▶ **Short exercise**: Drop the pictures from the entries below, then reproduce the rest exactly.

▶ **Data shown**:
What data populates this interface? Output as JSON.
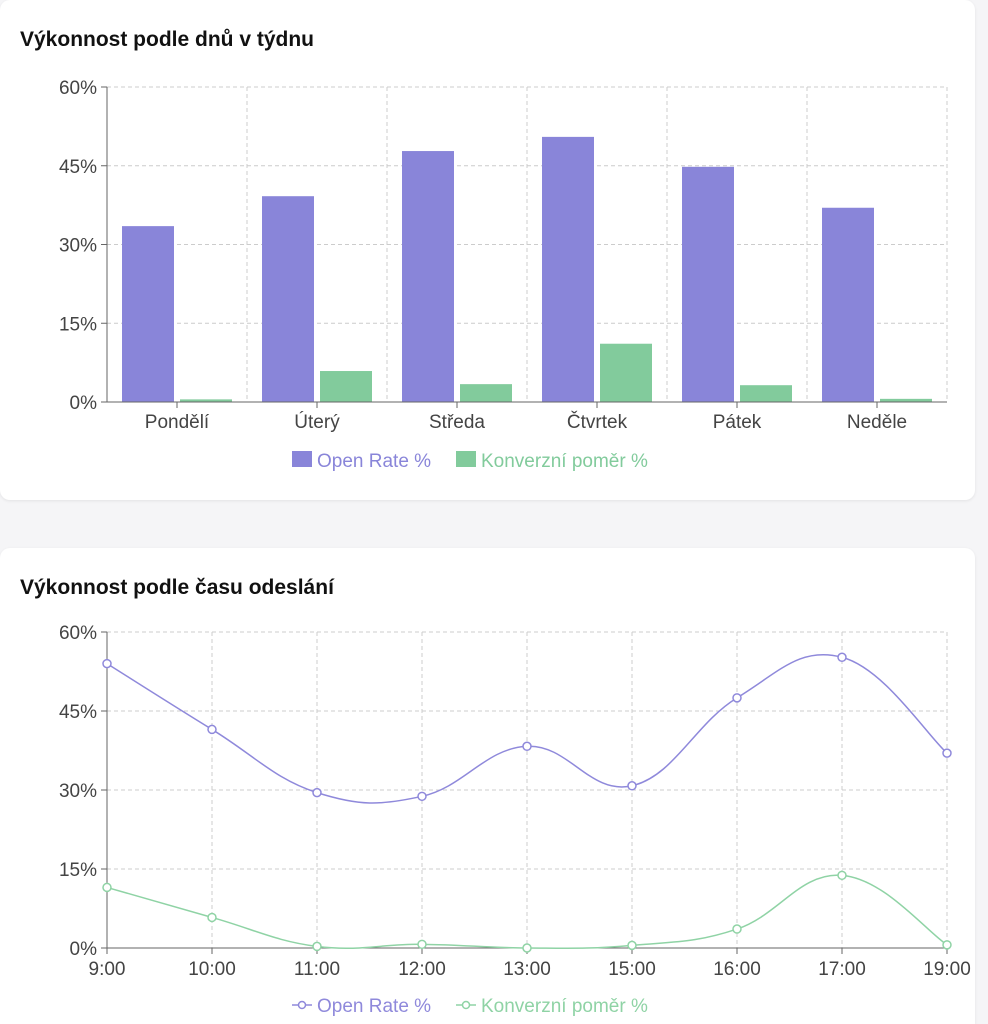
{
  "charts": [
    {
      "title": "Výkonnost podle dnů v týdnu"
    },
    {
      "title": "Výkonnost podle času odeslání"
    }
  ],
  "colors": {
    "open_rate": "#8985d9",
    "conversion": "#82cb9c",
    "open_line": "#8f89db",
    "conversion_line": "#8fd3a5",
    "grid": "#cccccc",
    "axis": "#666666"
  },
  "chart_data": [
    {
      "type": "bar",
      "title": "Výkonnost podle dnů v týdnu",
      "categories": [
        "Pondělí",
        "Úterý",
        "Středa",
        "Čtvrtek",
        "Pátek",
        "Neděle"
      ],
      "series": [
        {
          "name": "Open Rate %",
          "values": [
            33.5,
            39.2,
            47.8,
            50.5,
            44.8,
            37.0
          ]
        },
        {
          "name": "Konverzní poměr %",
          "values": [
            0.5,
            5.9,
            3.4,
            11.1,
            3.2,
            0.6
          ]
        }
      ],
      "ylim": [
        0,
        60
      ],
      "yticks": [
        "0%",
        "15%",
        "30%",
        "45%",
        "60%"
      ],
      "grid": true,
      "legend": "bottom"
    },
    {
      "type": "line",
      "title": "Výkonnost podle času odeslání",
      "x": [
        "9:00",
        "10:00",
        "11:00",
        "12:00",
        "13:00",
        "15:00",
        "16:00",
        "17:00",
        "19:00"
      ],
      "series": [
        {
          "name": "Open Rate %",
          "values": [
            54.0,
            41.5,
            29.5,
            28.8,
            38.3,
            30.8,
            47.5,
            55.2,
            37.0
          ]
        },
        {
          "name": "Konverzní poměr %",
          "values": [
            11.5,
            5.8,
            0.3,
            0.7,
            0.0,
            0.5,
            3.6,
            13.8,
            0.6
          ]
        }
      ],
      "ylim": [
        0,
        60
      ],
      "yticks": [
        "0%",
        "15%",
        "30%",
        "45%",
        "60%"
      ],
      "grid": true,
      "legend": "bottom"
    }
  ]
}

▶ **Finished answer**:
What data populates this interface? Output as JSON.
{
  "charts": [
    {
      "title": "Výkonnost podle dnů v týdnu"
    },
    {
      "title": "Výkonnost podle času odeslání"
    }
  ],
  "colors": {
    "open_rate": "#8985d9",
    "conversion": "#82cb9c",
    "open_line": "#8f89db",
    "conversion_line": "#8fd3a5",
    "grid": "#cccccc",
    "axis": "#666666"
  },
  "chart_data": [
    {
      "type": "bar",
      "title": "Výkonnost podle dnů v týdnu",
      "categories": [
        "Pondělí",
        "Úterý",
        "Středa",
        "Čtvrtek",
        "Pátek",
        "Neděle"
      ],
      "series": [
        {
          "name": "Open Rate %",
          "values": [
            33.5,
            39.2,
            47.8,
            50.5,
            44.8,
            37.0
          ]
        },
        {
          "name": "Konverzní poměr %",
          "values": [
            0.5,
            5.9,
            3.4,
            11.1,
            3.2,
            0.6
          ]
        }
      ],
      "ylim": [
        0,
        60
      ],
      "yticks": [
        "0%",
        "15%",
        "30%",
        "45%",
        "60%"
      ],
      "grid": true,
      "legend": "bottom"
    },
    {
      "type": "line",
      "title": "Výkonnost podle času odeslání",
      "x": [
        "9:00",
        "10:00",
        "11:00",
        "12:00",
        "13:00",
        "15:00",
        "16:00",
        "17:00",
        "19:00"
      ],
      "series": [
        {
          "name": "Open Rate %",
          "values": [
            54.0,
            41.5,
            29.5,
            28.8,
            38.3,
            30.8,
            47.5,
            55.2,
            37.0
          ]
        },
        {
          "name": "Konverzní poměr %",
          "values": [
            11.5,
            5.8,
            0.3,
            0.7,
            0.0,
            0.5,
            3.6,
            13.8,
            0.6
          ]
        }
      ],
      "ylim": [
        0,
        60
      ],
      "yticks": [
        "0%",
        "15%",
        "30%",
        "45%",
        "60%"
      ],
      "grid": true,
      "legend": "bottom"
    }
  ]
}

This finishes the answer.